▶ **WRITTEN TASK**:
Identify the lines holding "based" and copy them.

* Start TASK INPUT *

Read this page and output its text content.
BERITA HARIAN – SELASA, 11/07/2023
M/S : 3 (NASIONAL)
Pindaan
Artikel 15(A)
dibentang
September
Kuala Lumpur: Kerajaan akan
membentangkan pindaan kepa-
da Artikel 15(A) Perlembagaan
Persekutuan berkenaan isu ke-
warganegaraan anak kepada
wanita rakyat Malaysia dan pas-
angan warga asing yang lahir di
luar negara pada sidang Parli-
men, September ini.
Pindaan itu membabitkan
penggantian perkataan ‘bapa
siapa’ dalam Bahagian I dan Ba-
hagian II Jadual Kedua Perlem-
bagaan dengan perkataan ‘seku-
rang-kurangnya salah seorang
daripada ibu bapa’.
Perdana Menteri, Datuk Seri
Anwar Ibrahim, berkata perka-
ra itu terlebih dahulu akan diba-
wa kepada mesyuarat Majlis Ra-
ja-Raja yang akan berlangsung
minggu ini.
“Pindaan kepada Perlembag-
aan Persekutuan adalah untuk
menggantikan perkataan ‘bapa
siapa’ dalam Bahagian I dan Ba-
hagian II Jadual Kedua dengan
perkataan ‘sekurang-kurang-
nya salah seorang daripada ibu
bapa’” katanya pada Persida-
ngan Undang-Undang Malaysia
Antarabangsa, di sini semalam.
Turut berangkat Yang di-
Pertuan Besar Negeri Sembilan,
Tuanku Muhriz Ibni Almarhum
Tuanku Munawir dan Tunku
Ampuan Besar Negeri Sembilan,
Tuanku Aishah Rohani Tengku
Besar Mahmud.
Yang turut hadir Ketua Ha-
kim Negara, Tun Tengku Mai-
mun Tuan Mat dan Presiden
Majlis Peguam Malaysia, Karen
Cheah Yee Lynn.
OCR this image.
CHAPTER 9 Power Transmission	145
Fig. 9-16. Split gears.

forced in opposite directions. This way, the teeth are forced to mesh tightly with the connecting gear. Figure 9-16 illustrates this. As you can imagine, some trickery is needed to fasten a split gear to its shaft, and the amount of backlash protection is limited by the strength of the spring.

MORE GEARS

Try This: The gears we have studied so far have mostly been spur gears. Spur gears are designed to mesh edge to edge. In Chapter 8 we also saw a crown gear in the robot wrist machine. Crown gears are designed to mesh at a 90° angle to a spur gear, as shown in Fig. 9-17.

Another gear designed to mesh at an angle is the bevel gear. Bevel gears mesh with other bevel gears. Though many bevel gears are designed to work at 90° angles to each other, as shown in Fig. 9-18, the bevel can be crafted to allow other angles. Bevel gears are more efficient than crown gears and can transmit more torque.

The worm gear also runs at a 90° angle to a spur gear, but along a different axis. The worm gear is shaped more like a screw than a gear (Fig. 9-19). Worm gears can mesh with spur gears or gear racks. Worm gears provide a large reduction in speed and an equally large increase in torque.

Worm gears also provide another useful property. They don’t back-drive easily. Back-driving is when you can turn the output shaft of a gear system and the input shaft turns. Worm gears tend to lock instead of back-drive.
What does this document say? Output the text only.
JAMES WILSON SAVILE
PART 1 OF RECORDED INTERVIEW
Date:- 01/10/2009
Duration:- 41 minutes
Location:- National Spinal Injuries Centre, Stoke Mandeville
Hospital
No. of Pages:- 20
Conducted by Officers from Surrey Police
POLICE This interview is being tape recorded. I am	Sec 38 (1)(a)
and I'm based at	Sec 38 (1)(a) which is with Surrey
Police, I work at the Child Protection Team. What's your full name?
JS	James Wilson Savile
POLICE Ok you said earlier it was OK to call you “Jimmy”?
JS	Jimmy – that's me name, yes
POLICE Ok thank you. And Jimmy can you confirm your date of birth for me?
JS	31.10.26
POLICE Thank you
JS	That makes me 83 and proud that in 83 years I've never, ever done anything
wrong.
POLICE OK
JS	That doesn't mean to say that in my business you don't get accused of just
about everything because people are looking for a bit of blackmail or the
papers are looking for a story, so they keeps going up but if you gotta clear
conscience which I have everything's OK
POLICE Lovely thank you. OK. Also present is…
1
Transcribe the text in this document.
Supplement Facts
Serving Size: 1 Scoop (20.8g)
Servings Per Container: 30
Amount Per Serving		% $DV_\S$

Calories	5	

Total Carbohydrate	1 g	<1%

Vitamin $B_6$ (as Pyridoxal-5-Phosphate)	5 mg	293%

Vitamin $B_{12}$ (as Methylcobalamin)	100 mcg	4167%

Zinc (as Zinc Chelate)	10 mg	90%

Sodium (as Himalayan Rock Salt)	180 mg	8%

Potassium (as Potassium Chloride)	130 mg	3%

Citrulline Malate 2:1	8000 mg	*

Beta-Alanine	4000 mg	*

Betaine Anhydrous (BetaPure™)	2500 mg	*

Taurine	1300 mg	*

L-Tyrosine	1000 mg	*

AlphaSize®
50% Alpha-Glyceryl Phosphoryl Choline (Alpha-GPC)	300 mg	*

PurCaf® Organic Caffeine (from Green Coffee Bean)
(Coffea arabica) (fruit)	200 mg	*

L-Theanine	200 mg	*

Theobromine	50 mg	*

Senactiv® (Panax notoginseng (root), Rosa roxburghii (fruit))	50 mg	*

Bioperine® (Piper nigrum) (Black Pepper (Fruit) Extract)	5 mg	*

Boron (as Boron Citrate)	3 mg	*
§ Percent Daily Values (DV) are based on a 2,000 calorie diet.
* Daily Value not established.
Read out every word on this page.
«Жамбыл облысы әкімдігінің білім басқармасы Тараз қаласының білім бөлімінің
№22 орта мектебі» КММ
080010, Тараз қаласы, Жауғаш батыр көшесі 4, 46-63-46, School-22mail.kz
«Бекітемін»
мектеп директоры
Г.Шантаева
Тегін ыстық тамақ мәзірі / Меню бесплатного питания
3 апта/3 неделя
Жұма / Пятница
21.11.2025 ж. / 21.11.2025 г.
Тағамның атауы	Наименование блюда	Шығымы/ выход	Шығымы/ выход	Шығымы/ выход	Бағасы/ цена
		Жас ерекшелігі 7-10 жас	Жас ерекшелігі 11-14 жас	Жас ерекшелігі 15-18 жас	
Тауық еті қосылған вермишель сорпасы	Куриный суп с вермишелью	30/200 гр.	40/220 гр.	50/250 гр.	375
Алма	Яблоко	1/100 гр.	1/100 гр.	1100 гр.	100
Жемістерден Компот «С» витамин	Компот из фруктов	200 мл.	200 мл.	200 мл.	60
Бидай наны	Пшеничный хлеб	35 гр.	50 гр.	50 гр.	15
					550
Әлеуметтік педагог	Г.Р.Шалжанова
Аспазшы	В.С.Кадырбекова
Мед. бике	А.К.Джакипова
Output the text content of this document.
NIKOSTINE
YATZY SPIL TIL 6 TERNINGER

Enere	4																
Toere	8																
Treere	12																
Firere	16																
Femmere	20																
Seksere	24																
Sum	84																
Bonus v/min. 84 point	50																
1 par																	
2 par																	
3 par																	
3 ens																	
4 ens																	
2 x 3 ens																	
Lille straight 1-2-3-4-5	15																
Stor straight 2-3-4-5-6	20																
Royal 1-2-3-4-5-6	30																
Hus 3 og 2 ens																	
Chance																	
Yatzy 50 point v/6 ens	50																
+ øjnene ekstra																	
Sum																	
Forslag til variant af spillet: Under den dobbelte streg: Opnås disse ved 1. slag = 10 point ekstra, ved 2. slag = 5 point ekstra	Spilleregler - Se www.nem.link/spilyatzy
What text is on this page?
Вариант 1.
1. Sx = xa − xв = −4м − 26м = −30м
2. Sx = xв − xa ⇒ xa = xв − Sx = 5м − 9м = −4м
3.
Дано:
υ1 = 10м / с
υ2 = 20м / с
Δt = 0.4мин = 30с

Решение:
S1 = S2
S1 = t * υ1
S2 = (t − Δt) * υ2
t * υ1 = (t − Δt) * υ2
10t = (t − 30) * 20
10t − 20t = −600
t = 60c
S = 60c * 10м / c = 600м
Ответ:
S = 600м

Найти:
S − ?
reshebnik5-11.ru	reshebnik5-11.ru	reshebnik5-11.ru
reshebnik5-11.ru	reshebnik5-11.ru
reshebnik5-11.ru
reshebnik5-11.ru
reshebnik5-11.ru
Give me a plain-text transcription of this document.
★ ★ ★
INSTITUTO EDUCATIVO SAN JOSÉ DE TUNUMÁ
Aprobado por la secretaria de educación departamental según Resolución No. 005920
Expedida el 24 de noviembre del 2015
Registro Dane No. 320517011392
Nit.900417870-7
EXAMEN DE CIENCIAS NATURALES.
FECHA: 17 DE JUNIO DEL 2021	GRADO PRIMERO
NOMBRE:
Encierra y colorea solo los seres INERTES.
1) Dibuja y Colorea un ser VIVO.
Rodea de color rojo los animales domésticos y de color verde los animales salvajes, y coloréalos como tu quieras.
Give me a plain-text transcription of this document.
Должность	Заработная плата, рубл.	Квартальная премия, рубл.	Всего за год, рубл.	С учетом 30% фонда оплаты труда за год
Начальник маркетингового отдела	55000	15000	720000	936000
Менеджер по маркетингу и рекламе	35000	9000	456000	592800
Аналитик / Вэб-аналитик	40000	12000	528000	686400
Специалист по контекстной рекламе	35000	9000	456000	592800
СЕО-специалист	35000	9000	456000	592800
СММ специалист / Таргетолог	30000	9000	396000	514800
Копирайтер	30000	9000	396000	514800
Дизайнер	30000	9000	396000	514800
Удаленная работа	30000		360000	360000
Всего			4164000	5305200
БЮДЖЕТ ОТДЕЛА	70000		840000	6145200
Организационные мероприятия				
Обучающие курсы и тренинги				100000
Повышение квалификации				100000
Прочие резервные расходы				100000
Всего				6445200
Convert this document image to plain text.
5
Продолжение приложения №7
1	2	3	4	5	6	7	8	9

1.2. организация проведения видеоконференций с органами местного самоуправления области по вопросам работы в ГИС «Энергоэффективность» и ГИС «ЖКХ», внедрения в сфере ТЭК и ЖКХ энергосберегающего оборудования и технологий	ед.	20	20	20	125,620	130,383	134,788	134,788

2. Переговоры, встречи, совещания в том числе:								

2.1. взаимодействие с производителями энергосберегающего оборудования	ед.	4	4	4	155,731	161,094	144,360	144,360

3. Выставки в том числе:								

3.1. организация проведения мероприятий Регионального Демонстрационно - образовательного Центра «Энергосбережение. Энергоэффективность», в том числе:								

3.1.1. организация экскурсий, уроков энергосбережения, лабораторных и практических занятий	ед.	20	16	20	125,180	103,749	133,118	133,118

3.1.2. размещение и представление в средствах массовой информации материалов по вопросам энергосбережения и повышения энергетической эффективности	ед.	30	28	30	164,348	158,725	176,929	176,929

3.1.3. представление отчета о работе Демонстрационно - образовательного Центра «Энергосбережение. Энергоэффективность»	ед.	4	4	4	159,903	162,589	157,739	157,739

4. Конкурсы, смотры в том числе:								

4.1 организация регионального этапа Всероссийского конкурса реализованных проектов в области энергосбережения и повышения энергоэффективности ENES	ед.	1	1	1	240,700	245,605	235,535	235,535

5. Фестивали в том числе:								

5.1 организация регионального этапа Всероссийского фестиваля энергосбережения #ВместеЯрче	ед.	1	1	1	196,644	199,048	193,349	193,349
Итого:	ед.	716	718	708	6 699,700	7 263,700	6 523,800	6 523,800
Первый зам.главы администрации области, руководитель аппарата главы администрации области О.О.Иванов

* End TASK INPUT *

▶ **COMPLETE ANSWER**:
and I'm based at	Sec 38 (1)(a) which is with Surrey
§ Percent Daily Values (DV) are based on a 2,000 calorie diet.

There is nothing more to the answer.